DO THIS: The records are to be restated in their entirety, word for word.

DATASET CONTENT:
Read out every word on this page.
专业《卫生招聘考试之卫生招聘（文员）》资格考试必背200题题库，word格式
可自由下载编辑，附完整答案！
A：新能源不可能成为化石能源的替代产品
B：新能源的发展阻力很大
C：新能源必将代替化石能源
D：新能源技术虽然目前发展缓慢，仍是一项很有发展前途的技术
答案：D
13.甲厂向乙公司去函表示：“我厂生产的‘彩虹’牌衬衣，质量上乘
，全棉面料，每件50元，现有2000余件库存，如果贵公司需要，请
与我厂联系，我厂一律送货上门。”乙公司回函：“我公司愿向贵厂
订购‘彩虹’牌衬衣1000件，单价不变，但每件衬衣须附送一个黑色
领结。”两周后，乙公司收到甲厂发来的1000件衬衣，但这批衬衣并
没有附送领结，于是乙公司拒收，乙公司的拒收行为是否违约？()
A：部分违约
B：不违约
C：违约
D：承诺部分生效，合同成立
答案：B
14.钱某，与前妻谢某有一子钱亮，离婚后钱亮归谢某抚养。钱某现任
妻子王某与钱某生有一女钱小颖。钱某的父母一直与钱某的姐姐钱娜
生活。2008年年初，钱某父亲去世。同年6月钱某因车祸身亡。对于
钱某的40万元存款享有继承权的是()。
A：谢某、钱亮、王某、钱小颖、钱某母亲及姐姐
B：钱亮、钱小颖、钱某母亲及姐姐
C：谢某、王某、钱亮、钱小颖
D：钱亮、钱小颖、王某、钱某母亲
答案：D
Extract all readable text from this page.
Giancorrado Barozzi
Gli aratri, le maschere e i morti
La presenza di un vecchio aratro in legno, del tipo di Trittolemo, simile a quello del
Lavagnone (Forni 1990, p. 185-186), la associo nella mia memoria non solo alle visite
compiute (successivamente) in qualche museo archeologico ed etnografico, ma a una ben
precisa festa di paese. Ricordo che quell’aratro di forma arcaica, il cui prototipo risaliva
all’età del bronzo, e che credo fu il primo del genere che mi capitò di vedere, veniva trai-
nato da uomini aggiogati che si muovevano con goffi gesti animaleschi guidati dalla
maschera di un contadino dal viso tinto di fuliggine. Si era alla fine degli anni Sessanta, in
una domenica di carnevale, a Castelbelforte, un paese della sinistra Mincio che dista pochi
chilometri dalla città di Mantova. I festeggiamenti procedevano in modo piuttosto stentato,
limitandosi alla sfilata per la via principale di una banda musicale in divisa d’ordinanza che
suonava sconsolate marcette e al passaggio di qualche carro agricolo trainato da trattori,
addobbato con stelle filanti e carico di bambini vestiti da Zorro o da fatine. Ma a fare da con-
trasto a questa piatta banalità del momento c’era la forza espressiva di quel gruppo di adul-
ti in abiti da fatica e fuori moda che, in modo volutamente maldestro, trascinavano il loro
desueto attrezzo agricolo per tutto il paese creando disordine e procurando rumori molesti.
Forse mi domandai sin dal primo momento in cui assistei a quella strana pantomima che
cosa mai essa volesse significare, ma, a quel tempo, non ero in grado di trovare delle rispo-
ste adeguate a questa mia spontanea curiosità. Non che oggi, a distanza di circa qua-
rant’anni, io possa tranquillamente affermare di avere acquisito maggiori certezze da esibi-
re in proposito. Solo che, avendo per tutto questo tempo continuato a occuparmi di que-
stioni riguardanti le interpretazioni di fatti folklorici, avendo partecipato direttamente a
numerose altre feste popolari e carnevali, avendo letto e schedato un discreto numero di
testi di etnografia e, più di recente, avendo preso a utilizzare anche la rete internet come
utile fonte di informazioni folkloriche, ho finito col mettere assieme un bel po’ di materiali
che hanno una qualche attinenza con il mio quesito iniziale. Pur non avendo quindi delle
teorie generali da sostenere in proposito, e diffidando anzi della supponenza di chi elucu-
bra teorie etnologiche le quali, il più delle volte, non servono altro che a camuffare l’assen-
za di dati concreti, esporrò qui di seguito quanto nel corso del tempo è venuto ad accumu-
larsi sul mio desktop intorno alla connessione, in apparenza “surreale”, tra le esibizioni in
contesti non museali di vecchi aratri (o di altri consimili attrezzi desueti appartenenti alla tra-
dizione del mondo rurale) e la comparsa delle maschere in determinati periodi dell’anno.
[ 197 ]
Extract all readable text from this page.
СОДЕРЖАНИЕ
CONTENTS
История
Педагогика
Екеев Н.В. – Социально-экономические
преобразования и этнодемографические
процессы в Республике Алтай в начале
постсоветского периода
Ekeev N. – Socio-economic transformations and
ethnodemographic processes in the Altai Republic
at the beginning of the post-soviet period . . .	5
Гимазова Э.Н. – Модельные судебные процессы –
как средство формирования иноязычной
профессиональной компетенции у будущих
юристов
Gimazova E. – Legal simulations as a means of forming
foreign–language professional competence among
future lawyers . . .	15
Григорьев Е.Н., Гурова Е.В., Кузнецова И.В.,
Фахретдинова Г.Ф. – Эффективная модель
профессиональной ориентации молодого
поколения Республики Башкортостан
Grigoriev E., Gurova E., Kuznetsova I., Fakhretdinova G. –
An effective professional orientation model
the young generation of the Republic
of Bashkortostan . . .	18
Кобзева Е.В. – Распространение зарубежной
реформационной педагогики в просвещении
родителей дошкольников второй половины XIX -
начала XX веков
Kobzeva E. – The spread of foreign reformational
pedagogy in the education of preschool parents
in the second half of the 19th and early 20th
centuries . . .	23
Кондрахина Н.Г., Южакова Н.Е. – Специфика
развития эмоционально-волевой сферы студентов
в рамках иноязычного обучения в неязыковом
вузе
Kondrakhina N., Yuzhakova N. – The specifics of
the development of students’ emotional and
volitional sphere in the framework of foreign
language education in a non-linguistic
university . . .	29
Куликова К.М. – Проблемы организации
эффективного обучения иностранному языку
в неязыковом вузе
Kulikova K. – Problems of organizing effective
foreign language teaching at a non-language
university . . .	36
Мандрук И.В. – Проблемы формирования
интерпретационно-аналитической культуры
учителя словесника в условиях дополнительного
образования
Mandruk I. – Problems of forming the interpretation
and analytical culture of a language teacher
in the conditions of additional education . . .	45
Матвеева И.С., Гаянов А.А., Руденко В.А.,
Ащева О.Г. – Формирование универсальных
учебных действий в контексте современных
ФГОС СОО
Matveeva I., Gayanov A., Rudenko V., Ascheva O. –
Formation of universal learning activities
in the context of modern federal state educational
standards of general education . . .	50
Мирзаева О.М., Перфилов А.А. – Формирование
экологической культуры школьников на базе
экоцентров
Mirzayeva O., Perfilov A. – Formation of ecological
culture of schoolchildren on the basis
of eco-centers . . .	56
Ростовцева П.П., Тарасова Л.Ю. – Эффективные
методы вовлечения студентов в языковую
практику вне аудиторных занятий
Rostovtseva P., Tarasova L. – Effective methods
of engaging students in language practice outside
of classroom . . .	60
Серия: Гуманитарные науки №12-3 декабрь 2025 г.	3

ANSWER TO THE PROBLEM:
Read out every word on this page.
专业《卫生招聘考试之卫生招聘（文员）》资格考试必背200题题库，word格式
可自由下载编辑，附完整答案！
A：新能源不可能成为化石能源的替代产品
B：新能源的发展阻力很大
C：新能源必将代替化石能源
D：新能源技术虽然目前发展缓慢，仍是一项很有发展前途的技术
答案：D
13.甲厂向乙公司去函表示：“我厂生产的‘彩虹’牌衬衣，质量上乘
，全棉面料，每件50元，现有2000余件库存，如果贵公司需要，请
与我厂联系，我厂一律送货上门。”乙公司回函：“我公司愿向贵厂
订购‘彩虹’牌衬衣1000件，单价不变，但每件衬衣须附送一个黑色
领结。”两周后，乙公司收到甲厂发来的1000件衬衣，但这批衬衣并
没有附送领结，于是乙公司拒收，乙公司的拒收行为是否违约？()
A：部分违约
B：不违约
C：违约
D：承诺部分生效，合同成立
答案：B
14.钱某，与前妻谢某有一子钱亮，离婚后钱亮归谢某抚养。钱某现任
妻子王某与钱某生有一女钱小颖。钱某的父母一直与钱某的姐姐钱娜
生活。2008年年初，钱某父亲去世。同年6月钱某因车祸身亡。对于
钱某的40万元存款享有继承权的是()。
A：谢某、钱亮、王某、钱小颖、钱某母亲及姐姐
B：钱亮、钱小颖、钱某母亲及姐姐
C：谢某、王某、钱亮、钱小颖
D：钱亮、钱小颖、王某、钱某母亲
答案：D
Extract all readable text from this page.
Giancorrado Barozzi
Gli aratri, le maschere e i morti
La presenza di un vecchio aratro in legno, del tipo di Trittolemo, simile a quello del
Lavagnone (Forni 1990, p. 185-186), la associo nella mia memoria non solo alle visite
compiute (successivamente) in qualche museo archeologico ed etnografico, ma a una ben
precisa festa di paese. Ricordo che quell’aratro di forma arcaica, il cui prototipo risaliva
all’età del bronzo, e che credo fu il primo del genere che mi capitò di vedere, veniva trai-
nato da uomini aggiogati che si muovevano con goffi gesti animaleschi guidati dalla
maschera di un contadino dal viso tinto di fuliggine. Si era alla fine degli anni Sessanta, in
una domenica di carnevale, a Castelbelforte, un paese della sinistra Mincio che dista pochi
chilometri dalla città di Mantova. I festeggiamenti procedevano in modo piuttosto stentato,
limitandosi alla sfilata per la via principale di una banda musicale in divisa d’ordinanza che
suonava sconsolate marcette e al passaggio di qualche carro agricolo trainato da trattori,
addobbato con stelle filanti e carico di bambini vestiti da Zorro o da fatine. Ma a fare da con-
trasto a questa piatta banalità del momento c’era la forza espressiva di quel gruppo di adul-
ti in abiti da fatica e fuori moda che, in modo volutamente maldestro, trascinavano il loro
desueto attrezzo agricolo per tutto il paese creando disordine e procurando rumori molesti.
Forse mi domandai sin dal primo momento in cui assistei a quella strana pantomima che
cosa mai essa volesse significare, ma, a quel tempo, non ero in grado di trovare delle rispo-
ste adeguate a questa mia spontanea curiosità. Non che oggi, a distanza di circa qua-
rant’anni, io possa tranquillamente affermare di avere acquisito maggiori certezze da esibi-
re in proposito. Solo che, avendo per tutto questo tempo continuato a occuparmi di que-
stioni riguardanti le interpretazioni di fatti folklorici, avendo partecipato direttamente a
numerose altre feste popolari e carnevali, avendo letto e schedato un discreto numero di
testi di etnografia e, più di recente, avendo preso a utilizzare anche la rete internet come
utile fonte di informazioni folkloriche, ho finito col mettere assieme un bel po’ di materiali
che hanno una qualche attinenza con il mio quesito iniziale. Pur non avendo quindi delle
teorie generali da sostenere in proposito, e diffidando anzi della supponenza di chi elucu-
bra teorie etnologiche le quali, il più delle volte, non servono altro che a camuffare l’assen-
za di dati concreti, esporrò qui di seguito quanto nel corso del tempo è venuto ad accumu-
larsi sul mio desktop intorno alla connessione, in apparenza “surreale”, tra le esibizioni in
contesti non museali di vecchi aratri (o di altri consimili attrezzi desueti appartenenti alla tra-
dizione del mondo rurale) e la comparsa delle maschere in determinati periodi dell’anno.
[ 197 ]
Extract all readable text from this page.
СОДЕРЖАНИЕ
CONTENTS
История
Педагогика
Екеев Н.В. – Социально-экономические
преобразования и этнодемографические
процессы в Республике Алтай в начале
постсоветского периода
Ekeev N. – Socio-economic transformations and
ethnodemographic processes in the Altai Republic
at the beginning of the post-soviet period . . .	5
Гимазова Э.Н. – Модельные судебные процессы –
как средство формирования иноязычной
профессиональной компетенции у будущих
юристов
Gimazova E. – Legal simulations as a means of forming
foreign–language professional competence among
future lawyers . . .	15
Григорьев Е.Н., Гурова Е.В., Кузнецова И.В.,
Фахретдинова Г.Ф. – Эффективная модель
профессиональной ориентации молодого
поколения Республики Башкортостан
Grigoriev E., Gurova E., Kuznetsova I., Fakhretdinova G. –
An effective professional orientation model
the young generation of the Republic
of Bashkortostan . . .	18
Кобзева Е.В. – Распространение зарубежной
реформационной педагогики в просвещении
родителей дошкольников второй половины XIX -
начала XX веков
Kobzeva E. – The spread of foreign reformational
pedagogy in the education of preschool parents
in the second half of the 19th and early 20th
centuries . . .	23
Кондрахина Н.Г., Южакова Н.Е. – Специфика
развития эмоционально-волевой сферы студентов
в рамках иноязычного обучения в неязыковом
вузе
Kondrakhina N., Yuzhakova N. – The specifics of
the development of students’ emotional and
volitional sphere in the framework of foreign
language education in a non-linguistic
university . . .	29
Куликова К.М. – Проблемы организации
эффективного обучения иностранному языку
в неязыковом вузе
Kulikova K. – Problems of organizing effective
foreign language teaching at a non-language
university . . .	36
Мандрук И.В. – Проблемы формирования
интерпретационно-аналитической культуры
учителя словесника в условиях дополнительного
образования
Mandruk I. – Problems of forming the interpretation
and analytical culture of a language teacher
in the conditions of additional education . . .	45
Матвеева И.С., Гаянов А.А., Руденко В.А.,
Ащева О.Г. – Формирование универсальных
учебных действий в контексте современных
ФГОС СОО
Matveeva I., Gayanov A., Rudenko V., Ascheva O. –
Formation of universal learning activities
in the context of modern federal state educational
standards of general education . . .	50
Мирзаева О.М., Перфилов А.А. – Формирование
экологической культуры школьников на базе
экоцентров
Mirzayeva O., Perfilov A. – Formation of ecological
culture of schoolchildren on the basis
of eco-centers . . .	56
Ростовцева П.П., Тарасова Л.Ю. – Эффективные
методы вовлечения студентов в языковую
практику вне аудиторных занятий
Rostovtseva P., Tarasova L. – Effective methods
of engaging students in language practice outside
of classroom . . .	60
Серия: Гуманитарные науки №12-3 декабрь 2025 г.	3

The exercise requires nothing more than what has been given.